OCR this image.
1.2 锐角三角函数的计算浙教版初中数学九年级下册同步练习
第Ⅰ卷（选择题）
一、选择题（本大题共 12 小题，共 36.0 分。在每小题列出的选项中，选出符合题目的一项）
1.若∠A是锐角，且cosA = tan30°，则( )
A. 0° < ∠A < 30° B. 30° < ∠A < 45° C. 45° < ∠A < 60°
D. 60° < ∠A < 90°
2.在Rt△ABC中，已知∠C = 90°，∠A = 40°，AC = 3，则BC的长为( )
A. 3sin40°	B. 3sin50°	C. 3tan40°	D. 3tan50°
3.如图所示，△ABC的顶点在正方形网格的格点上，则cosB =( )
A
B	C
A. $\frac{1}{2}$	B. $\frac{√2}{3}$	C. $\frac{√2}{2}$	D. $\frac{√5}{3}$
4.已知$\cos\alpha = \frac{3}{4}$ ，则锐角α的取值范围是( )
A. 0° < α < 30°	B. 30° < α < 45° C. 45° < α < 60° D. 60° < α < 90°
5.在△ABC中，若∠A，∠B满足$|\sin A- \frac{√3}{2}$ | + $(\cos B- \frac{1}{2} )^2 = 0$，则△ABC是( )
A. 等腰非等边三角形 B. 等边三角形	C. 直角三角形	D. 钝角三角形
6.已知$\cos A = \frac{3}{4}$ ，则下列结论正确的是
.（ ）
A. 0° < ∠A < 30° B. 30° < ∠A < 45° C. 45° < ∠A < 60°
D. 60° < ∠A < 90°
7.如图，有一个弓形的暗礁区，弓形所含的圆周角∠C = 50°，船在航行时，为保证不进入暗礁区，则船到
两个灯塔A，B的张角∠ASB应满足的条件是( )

_ _ _ _ _

» Exercise brief:
Please copy out each record, character for character.

» Expected output:
OCR this image.
1.2 锐角三角函数的计算浙教版初中数学九年级下册同步练习
第Ⅰ卷（选择题）
一、选择题（本大题共 12 小题，共 36.0 分。在每小题列出的选项中，选出符合题目的一项）
1.若∠A是锐角，且cosA = tan30°，则( )
A. 0° < ∠A < 30° B. 30° < ∠A < 45° C. 45° < ∠A < 60°
D. 60° < ∠A < 90°
2.在Rt△ABC中，已知∠C = 90°，∠A = 40°，AC = 3，则BC的长为( )
A. 3sin40°	B. 3sin50°	C. 3tan40°	D. 3tan50°
3.如图所示，△ABC的顶点在正方形网格的格点上，则cosB =( )
A
B	C
A. $\frac{1}{2}$	B. $\frac{√2}{3}$	C. $\frac{√2}{2}$	D. $\frac{√5}{3}$
4.已知$\cos\alpha = \frac{3}{4}$ ，则锐角α的取值范围是( )
A. 0° < α < 30°	B. 30° < α < 45° C. 45° < α < 60° D. 60° < α < 90°
5.在△ABC中，若∠A，∠B满足$|\sin A- \frac{√3}{2}$ | + $(\cos B- \frac{1}{2} )^2 = 0$，则△ABC是( )
A. 等腰非等边三角形 B. 等边三角形	C. 直角三角形	D. 钝角三角形
6.已知$\cos A = \frac{3}{4}$ ，则下列结论正确的是
.（ ）
A. 0° < ∠A < 30° B. 30° < ∠A < 45° C. 45° < ∠A < 60°
D. 60° < ∠A < 90°
7.如图，有一个弓形的暗礁区，弓形所含的圆周角∠C = 50°，船在航行时，为保证不进入暗礁区，则船到
两个灯塔A，B的张角∠ASB应满足的条件是( )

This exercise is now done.